Source document:
-=-=-
Rev Chris Ferguson, General Secretary of the WCRC, was recently invited to address the General Convent of the Hungarian Reformed Churches in Slovakia and then continued on to Budapest to talk with the RCH about ecumenical accompaniment and the vital work of the church in the wider world.
Rev Chris Ferguson, General Secretary of the World Communion of Reformed Churches (WCRC), was recently invited to address the Hungarian Reformed Church’s General Convent held in Kosice, Slovakia. As an ecumenical guest of honor, Rev Ferguson addressed the plenary on matters of joint importance to the HRC and the WCRC, including the upcoming Reformation Jubilee, the plight of refugees, as well as other social justice issues. Other topics touched on included the General Council in Leipzig, Germany, the step to discern whether the WCRC should “affiliate” with the Joint Declaration on the Doctrine of Justification (JDDJ), as well as the inspiring unity of the seven WCRC member churches together in the HRC. After his speech, Rev Ferguson also went on to meet with Bishops and Lay Presidents in attendance. Following his time at the General Convent, Rev Ferguson visited Vizsoly, Hungary, where the first Bible printed in the Hungarian language was created, before heading on to Budapest for a short trip. During his stay in Budapest, Rev Ferguson met with Dóra Kanizsai-Nagy, Head of the Refugee Ministry of RCH, to discuss the vital work in refugee integration that is happening in the capital city. His visit to the region spotlighted WCRC’s mission to be committed to communion and justice and, in partnership with other ecumenical bodies and organizations, participate in God’s mission in the world. Before his trip was done, he sat down with the RCH to talk a bit about his time in Slovakia as well as the challenges he posed to the plenary of the HRC.
How did it feel to participate and to speak at the General Convent of the HRC?
It was very impressive, the meeting itself – the seven churches maintaining, across borders, a strong sense of fellowship and purpose and vision, all seeking a kind of unity. It was fabulous and I thought that was good.
-=-=-
Source data:
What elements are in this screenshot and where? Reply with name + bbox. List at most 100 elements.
-=-=-
Required tasks:
[A] Using the article on Rev Chris Ferguson's visit to the Hungarian Reformed Church, decide whether each statement agrees with it: (i) The General Convent took place in Kosice, Slovakia. (ii) Rev Ferguson met the Head of the Refugee Ministry of RCH in Vizsoly. (iii) Seven WCRC member churches are together in the HRC. Answer yes or no for each, quoting the words from the article that decide it.
[B] Carry on the article about Rev Chris Ferguson's visit to the Hungarian Reformed Church from the point where it stops.
The material plays no part in what follows.

Expected results:
[A]
(i) Yes: "held in Kosice, Slovakia."
(ii) No: "During his stay in Budapest, Rev Ferguson met with Dóra Kanizsai-Nagy, Head of the Refugee Ministry of RCH."
(iii) Yes: "the inspiring unity of the seven WCRC member churches together in the HRC."

[B]
I think the other sense was the space they made to hear about each other’s concerns and issues and problems. I noticed that there was a particular preoccupation to be attentive to the churches that were most vulnerable. There was a lot of interest in what was happening with the church in Ukraine and that was impressive. It wasn’t simply everybody talking about their own needs, but kind of giving the sense that those who had the most needs were particularly listened to – I liked that a lot.
One of the things that I said to them directly is that it was great to take this kind of inspiration and also invite them to make a strong contribution to our upcoming assembly. One of the goals of our assembly that we’ll be talking about more is having gender equality in delegations, and the role of equality between clergy and lay men and women also with a strong youth focus. Of course, with this Reformed Presbyterian form of government it was impressive that there were equal numbers of clergy and lay – all very good – but of course it was also a sea of older men’s faces looking at me and it was clear that although the women are the heart of the church, in leadership they’re not present.
This is something that we challenged them lovingly about on both levels: in terms of participation in our assembly we want and need them to be gender balanced and also in terms of Christ’s call of radical inclusion into the body of Christ. It’s a spiritual issue as well as a practical one, and it’s also a justice issue.
What was the main message in your address to the plenary?
I basically made it very clear that in 2010, when we joined the WARC and REC to make the WCRC, we didn’t just take a new name. We understood that we were going to be a different way of being church, so we called ourselves a Communion in talking about the intentional creation of community.
I made, in various ways, the point of how we need to build our communion together and create a situation where we really take each other into account, because we’re all part of one Reformed family. We need to do that in such a way that the Reformed family understands itself to be just one part of the wider Christian family, and that the wider Christian family understands itself to be part of the human family.
On the point of unity and communion, we also talked about some of the issues that are threatening unity – one of them is that within this family there are churches that have very different positions around human sexuality and that is threatening to divide us. I tried to say that our job isn’t to get everyone together and say that there’s one Reformed point of view, but rather to say that it’s impossible for Reformed Christians to allow differences to divide them around this. Even people who say “That’s somebody else’s issue! Don’t impose conversations about homosexuality or other sexualities on us,” well, it isn’t that easy anymore because the fact of the matter is that our Communion is being broken because people won’t deal with each other. We need to bring resources of scripture and our theological perspective to bear. So, unity, threats to unity, the need to build unity together.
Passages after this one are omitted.